S’activer sans
cesse, quel écueil ! A l’heure où nous ne lâchons plus nos téléphones, où
nous vivons rivés aux écrans où les informations défilent, où se trouve le
repos? Ménageons-nous des répits. Prenons le temps d’être, conseillent
quelques sages.
Chaque année,
l’écrivain Jean-Claude Carrière ouvre son nouvel agenda au hasard et barre
une dizaine de journées, réparties au fil des mois. Il ne fixera aucun
rendez- vous à ces dates, raconte à son sujet un autre écrivain philosophe
Frédéric Lenoir. “Ce sont des plages de temps qui lui appartiennent,
vingt-quatre heures durant lesquelles il peut dormir, lire, flâner, se
retrouver face à lui-même, placer ses obligations entre parenthèses”(1). De
véritables journées cadeaux à lui-même, de vraies vacances où l’occupation
sera “inutile, futile, simple, légère, non programmée, sans but ni objectif
précis, dans la gratuité d’un moment”.

-=-=-

### Énoncé
Pouvez-vous poursuivre le texte ci-dessus sur l’art de s’accorder des pauses, en reprenant après sa dernière phrase ?

-=-=-

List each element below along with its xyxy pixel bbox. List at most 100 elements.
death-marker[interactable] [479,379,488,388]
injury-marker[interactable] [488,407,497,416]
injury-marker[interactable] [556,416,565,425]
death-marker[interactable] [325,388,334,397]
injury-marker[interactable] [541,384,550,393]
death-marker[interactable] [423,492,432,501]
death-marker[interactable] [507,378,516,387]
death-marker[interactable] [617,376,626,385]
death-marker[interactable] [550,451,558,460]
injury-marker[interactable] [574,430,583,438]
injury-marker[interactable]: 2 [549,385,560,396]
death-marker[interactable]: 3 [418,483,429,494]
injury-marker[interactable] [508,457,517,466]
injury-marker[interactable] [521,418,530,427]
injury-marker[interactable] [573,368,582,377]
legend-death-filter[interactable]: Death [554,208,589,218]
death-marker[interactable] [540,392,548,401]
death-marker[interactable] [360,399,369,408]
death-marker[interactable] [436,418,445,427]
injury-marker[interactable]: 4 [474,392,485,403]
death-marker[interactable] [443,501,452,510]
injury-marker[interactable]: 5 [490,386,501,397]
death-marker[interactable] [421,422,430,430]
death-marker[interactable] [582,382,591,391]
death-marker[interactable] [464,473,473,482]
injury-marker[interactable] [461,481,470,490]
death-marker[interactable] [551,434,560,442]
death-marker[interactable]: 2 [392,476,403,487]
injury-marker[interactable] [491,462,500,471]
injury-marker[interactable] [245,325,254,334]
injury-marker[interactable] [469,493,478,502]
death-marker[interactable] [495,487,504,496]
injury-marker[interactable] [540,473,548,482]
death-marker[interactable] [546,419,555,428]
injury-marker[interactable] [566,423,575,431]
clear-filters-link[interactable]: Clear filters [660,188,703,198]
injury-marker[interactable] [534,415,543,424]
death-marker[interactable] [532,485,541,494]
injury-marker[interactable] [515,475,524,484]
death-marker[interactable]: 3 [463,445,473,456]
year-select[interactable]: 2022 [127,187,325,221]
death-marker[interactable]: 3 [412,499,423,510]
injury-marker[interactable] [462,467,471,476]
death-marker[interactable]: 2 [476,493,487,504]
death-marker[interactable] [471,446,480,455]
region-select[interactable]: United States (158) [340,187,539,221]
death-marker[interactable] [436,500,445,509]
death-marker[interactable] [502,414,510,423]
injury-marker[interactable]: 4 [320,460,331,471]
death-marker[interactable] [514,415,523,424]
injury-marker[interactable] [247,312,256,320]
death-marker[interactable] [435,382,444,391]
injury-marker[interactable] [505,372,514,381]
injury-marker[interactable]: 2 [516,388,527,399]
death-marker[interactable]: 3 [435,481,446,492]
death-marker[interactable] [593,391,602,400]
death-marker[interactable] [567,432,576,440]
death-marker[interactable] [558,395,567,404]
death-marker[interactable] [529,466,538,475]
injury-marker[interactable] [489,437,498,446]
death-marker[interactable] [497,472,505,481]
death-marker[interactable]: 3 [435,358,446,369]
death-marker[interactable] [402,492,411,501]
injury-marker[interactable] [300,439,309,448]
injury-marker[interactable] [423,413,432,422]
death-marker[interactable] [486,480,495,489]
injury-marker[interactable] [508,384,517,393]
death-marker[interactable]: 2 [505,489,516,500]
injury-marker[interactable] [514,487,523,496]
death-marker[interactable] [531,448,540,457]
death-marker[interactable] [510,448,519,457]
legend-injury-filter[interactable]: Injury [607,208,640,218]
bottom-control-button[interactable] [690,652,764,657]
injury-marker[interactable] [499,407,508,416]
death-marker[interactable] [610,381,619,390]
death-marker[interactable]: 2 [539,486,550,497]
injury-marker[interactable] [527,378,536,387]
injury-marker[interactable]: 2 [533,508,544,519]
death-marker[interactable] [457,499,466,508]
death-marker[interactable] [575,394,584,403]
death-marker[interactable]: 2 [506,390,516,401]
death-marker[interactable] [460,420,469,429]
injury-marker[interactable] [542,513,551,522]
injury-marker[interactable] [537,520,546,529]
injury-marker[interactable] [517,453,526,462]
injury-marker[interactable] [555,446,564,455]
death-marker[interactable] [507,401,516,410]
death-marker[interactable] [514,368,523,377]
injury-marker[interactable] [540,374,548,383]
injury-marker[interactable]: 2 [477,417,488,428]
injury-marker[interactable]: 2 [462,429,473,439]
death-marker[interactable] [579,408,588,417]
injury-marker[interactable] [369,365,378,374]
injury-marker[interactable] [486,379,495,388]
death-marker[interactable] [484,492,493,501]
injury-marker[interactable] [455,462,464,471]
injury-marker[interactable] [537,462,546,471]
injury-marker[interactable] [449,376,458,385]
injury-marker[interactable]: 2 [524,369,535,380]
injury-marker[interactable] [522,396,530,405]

-=-=-

### Réponse attendue
La culpabilité
pointe à l’horizon. Les soupçons de paresse ne sont pas loin. “Pourtant,
pendant que ‘nous nous ennuyons’, notre inconscient trouve de l’espace pour
travailler et les idées s’élaborent dans les recoins cachés du cerveau. Ne
rien faire, c’est accepter de réfléchir, de raisonner et de penser”: paroles
de Pierre-Henry Coûteaux, co-auteur d’“Une folle envie de ne rien
faire…”(2). Néanmoins, précise- t-il, il y a lieu de distinguer le “ne rien
faire” créateur ou ressourçant de la procrastination, cette tendance
“pathologique” à remettre systématiquement au lendemain quelques actions.
S’accorder des
temps de répit constitue un réel effort tant l’activité – on peut même dire
l’activation – et le travail sont omniprésents. Quel effroi face à ce temps
a priori perdu ! Des voix s’élèvent pour nous affirmer le contraire : ne
rien faire – ou faire rien –, c’est aussi du temps gagné… à la faveur du
ressourcement, à se régénérer, à retrouver son enthousiasme, à ménager nos
esprits fatigués. Et il en faut du talent pour ne rien faire.